WHAT NEEDS TO BE DONE
In full and without alteration, give the listing again.

(Dataset excerpt)
════════════════════
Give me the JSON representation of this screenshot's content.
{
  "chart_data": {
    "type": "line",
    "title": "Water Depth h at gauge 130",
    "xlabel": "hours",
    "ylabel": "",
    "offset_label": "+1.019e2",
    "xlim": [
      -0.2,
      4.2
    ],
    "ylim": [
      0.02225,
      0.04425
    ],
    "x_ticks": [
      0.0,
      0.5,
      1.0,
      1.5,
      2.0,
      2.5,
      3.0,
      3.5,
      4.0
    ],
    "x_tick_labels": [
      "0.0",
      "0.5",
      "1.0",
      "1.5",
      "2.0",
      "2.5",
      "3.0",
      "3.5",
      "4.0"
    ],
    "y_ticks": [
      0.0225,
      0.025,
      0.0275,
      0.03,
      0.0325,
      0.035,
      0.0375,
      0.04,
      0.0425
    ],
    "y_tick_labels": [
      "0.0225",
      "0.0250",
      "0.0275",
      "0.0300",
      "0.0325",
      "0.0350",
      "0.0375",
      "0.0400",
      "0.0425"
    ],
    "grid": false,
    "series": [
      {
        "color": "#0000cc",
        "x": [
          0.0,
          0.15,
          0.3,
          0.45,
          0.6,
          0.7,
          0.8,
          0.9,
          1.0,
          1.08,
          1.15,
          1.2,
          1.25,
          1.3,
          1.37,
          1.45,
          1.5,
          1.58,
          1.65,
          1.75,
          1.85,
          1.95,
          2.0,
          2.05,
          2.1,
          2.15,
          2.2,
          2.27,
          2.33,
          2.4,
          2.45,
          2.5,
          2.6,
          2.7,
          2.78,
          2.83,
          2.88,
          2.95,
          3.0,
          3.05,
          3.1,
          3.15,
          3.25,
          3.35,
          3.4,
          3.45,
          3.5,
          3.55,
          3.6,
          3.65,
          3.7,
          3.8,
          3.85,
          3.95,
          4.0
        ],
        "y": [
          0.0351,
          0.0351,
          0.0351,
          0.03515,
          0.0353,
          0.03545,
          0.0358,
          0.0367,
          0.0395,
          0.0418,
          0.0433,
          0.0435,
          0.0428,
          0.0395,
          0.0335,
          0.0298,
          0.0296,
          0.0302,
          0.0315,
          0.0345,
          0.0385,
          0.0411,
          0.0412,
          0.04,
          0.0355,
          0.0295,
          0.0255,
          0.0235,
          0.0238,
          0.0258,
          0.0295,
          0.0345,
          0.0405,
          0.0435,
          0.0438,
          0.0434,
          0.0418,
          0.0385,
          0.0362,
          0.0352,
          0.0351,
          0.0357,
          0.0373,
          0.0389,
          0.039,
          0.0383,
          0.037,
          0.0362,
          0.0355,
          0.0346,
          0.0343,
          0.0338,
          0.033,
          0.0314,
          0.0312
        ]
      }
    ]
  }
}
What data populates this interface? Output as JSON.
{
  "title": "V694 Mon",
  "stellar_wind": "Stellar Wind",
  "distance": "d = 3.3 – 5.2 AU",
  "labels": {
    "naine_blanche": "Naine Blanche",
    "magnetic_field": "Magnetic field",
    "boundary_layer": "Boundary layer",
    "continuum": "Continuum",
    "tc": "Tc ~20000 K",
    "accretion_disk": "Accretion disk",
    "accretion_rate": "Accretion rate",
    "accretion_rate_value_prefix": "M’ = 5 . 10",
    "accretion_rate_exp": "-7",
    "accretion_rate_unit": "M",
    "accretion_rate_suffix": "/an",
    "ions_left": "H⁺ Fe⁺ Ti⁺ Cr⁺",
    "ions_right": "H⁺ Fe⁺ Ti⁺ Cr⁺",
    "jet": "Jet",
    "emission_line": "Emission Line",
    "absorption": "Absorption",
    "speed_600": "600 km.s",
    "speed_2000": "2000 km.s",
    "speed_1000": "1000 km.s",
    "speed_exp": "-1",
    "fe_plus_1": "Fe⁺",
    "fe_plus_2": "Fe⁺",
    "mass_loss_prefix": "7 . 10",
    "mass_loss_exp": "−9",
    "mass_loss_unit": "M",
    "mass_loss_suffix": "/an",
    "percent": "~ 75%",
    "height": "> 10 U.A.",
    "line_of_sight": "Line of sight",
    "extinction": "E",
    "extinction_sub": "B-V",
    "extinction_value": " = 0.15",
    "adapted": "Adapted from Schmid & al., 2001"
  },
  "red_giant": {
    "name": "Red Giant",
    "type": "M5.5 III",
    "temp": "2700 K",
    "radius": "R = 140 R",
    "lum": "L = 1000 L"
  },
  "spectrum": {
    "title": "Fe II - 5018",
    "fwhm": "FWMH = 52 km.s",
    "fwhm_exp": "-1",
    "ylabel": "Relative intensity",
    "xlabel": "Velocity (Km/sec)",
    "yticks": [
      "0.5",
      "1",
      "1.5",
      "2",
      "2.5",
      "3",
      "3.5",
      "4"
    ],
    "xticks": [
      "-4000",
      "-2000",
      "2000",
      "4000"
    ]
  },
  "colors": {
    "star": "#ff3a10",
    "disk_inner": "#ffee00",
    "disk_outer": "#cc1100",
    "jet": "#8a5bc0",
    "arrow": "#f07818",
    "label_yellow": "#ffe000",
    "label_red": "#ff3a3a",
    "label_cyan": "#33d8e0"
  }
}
════════════════════
COMPLETED EXERCISE
Give me the JSON representation of this screenshot's content.
{
  "chart_data": {
    "type": "line",
    "title": "Water Depth h at gauge 130",
    "xlabel": "hours",
    "ylabel": "",
    "offset_label": "+1.019e2",
    "xlim": [
      -0.2,
      4.2
    ],
    "ylim": [
      0.02225,
      0.04425
    ],
    "x_ticks": [
      0.0,
      0.5,
      1.0,
      1.5,
      2.0,
      2.5,
      3.0,
      3.5,
      4.0
    ],
    "x_tick_labels": [
      "0.0",
      "0.5",
      "1.0",
      "1.5",
      "2.0",
      "2.5",
      "3.0",
      "3.5",
      "4.0"
    ],
    "y_ticks": [
      0.0225,
      0.025,
      0.0275,
      0.03,
      0.0325,
      0.035,
      0.0375,
      0.04,
      0.0425
    ],
    "y_tick_labels": [
      "0.0225",
      "0.0250",
      "0.0275",
      "0.0300",
      "0.0325",
      "0.0350",
      "0.0375",
      "0.0400",
      "0.0425"
    ],
    "grid": false,
    "series": [
      {
        "color": "#0000cc",
        "x": [
          0.0,
          0.15,
          0.3,
          0.45,
          0.6,
          0.7,
          0.8,
          0.9,
          1.0,
          1.08,
          1.15,
          1.2,
          1.25,
          1.3,
          1.37,
          1.45,
          1.5,
          1.58,
          1.65,
          1.75,
          1.85,
          1.95,
          2.0,
          2.05,
          2.1,
          2.15,
          2.2,
          2.27,
          2.33,
          2.4,
          2.45,
          2.5,
          2.6,
          2.7,
          2.78,
          2.83,
          2.88,
          2.95,
          3.0,
          3.05,
          3.1,
          3.15,
          3.25,
          3.35,
          3.4,
          3.45,
          3.5,
          3.55,
          3.6,
          3.65,
          3.7,
          3.8,
          3.85,
          3.95,
          4.0
        ],
        "y": [
          0.0351,
          0.0351,
          0.0351,
          0.03515,
          0.0353,
          0.03545,
          0.0358,
          0.0367,
          0.0395,
          0.0418,
          0.0433,
          0.0435,
          0.0428,
          0.0395,
          0.0335,
          0.0298,
          0.0296,
          0.0302,
          0.0315,
          0.0345,
          0.0385,
          0.0411,
          0.0412,
          0.04,
          0.0355,
          0.0295,
          0.0255,
          0.0235,
          0.0238,
          0.0258,
          0.0295,
          0.0345,
          0.0405,
          0.0435,
          0.0438,
          0.0434,
          0.0418,
          0.0385,
          0.0362,
          0.0352,
          0.0351,
          0.0357,
          0.0373,
          0.0389,
          0.039,
          0.0383,
          0.037,
          0.0362,
          0.0355,
          0.0346,
          0.0343,
          0.0338,
          0.033,
          0.0314,
          0.0312
        ]
      }
    ]
  }
}
What data populates this interface? Output as JSON.
{
  "title": "V694 Mon",
  "stellar_wind": "Stellar Wind",
  "distance": "d = 3.3 – 5.2 AU",
  "labels": {
    "naine_blanche": "Naine Blanche",
    "magnetic_field": "Magnetic field",
    "boundary_layer": "Boundary layer",
    "continuum": "Continuum",
    "tc": "Tc ~20000 K",
    "accretion_disk": "Accretion disk",
    "accretion_rate": "Accretion rate",
    "accretion_rate_value_prefix": "M’ = 5 . 10",
    "accretion_rate_exp": "-7",
    "accretion_rate_unit": "M",
    "accretion_rate_suffix": "/an",
    "ions_left": "H⁺ Fe⁺ Ti⁺ Cr⁺",
    "ions_right": "H⁺ Fe⁺ Ti⁺ Cr⁺",
    "jet": "Jet",
    "emission_line": "Emission Line",
    "absorption": "Absorption",
    "speed_600": "600 km.s",
    "speed_2000": "2000 km.s",
    "speed_1000": "1000 km.s",
    "speed_exp": "-1",
    "fe_plus_1": "Fe⁺",
    "fe_plus_2": "Fe⁺",
    "mass_loss_prefix": "7 . 10",
    "mass_loss_exp": "−9",
    "mass_loss_unit": "M",
    "mass_loss_suffix": "/an",
    "percent": "~ 75%",
    "height": "> 10 U.A.",
    "line_of_sight": "Line of sight",
    "extinction": "E",
    "extinction_sub": "B-V",
    "extinction_value": " = 0.15",
    "adapted": "Adapted from Schmid & al., 2001"
  },
  "red_giant": {
    "name": "Red Giant",
    "type": "M5.5 III",
    "temp": "2700 K",
    "radius": "R = 140 R",
    "lum": "L = 1000 L"
  },
  "spectrum": {
    "title": "Fe II - 5018",
    "fwhm": "FWMH = 52 km.s",
    "fwhm_exp": "-1",
    "ylabel": "Relative intensity",
    "xlabel": "Velocity (Km/sec)",
    "yticks": [
      "0.5",
      "1",
      "1.5",
      "2",
      "2.5",
      "3",
      "3.5",
      "4"
    ],
    "xticks": [
      "-4000",
      "-2000",
      "2000",
      "4000"
    ]
  },
  "colors": {
    "star": "#ff3a10",
    "disk_inner": "#ffee00",
    "disk_outer": "#cc1100",
    "jet": "#8a5bc0",
    "arrow": "#f07818",
    "label_yellow": "#ffe000",
    "label_red": "#ff3a3a",
    "label_cyan": "#33d8e0"
  }
}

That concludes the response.